### INPUT MATERIAL
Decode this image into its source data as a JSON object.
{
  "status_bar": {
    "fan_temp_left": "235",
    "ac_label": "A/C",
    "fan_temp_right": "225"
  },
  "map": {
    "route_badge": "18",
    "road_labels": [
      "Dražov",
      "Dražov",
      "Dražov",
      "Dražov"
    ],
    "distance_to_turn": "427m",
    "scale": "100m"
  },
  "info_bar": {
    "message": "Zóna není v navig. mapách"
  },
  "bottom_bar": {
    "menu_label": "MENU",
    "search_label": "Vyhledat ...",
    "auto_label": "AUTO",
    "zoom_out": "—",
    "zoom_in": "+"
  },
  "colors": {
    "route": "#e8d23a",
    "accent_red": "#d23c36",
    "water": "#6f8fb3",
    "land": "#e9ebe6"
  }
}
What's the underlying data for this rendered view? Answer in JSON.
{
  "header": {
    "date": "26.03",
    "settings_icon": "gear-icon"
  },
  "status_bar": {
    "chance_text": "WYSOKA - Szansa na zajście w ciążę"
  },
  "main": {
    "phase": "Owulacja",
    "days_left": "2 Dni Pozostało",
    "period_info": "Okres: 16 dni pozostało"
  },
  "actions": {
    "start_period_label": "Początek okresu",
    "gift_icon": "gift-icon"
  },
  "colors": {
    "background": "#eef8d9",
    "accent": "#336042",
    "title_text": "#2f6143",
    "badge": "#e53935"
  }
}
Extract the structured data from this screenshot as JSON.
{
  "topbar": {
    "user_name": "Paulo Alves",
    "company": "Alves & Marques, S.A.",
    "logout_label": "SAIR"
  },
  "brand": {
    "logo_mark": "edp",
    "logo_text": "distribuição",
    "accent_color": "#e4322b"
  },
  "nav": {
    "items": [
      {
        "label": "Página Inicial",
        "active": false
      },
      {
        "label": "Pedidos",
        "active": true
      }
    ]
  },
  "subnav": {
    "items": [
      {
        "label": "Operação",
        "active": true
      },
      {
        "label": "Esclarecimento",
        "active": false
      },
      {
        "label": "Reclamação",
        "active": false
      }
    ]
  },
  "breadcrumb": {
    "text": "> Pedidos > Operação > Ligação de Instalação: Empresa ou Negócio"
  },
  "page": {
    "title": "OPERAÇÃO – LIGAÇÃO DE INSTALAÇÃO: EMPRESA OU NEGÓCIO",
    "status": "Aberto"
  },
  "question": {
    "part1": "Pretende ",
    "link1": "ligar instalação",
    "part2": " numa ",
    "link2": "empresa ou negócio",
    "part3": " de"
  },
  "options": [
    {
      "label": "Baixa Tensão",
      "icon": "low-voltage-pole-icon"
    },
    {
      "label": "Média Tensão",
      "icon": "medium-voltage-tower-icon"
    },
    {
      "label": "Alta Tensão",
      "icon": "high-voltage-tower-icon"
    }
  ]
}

### WHAT TO DO
Search the records for the word "JSON" and copy every line where it occurs.

### EXERCISE RESULT
Decode this image into its source data as a JSON object.
What's the underlying data for this rendered view? Answer in JSON.
Extract the structured data from this screenshot as JSON.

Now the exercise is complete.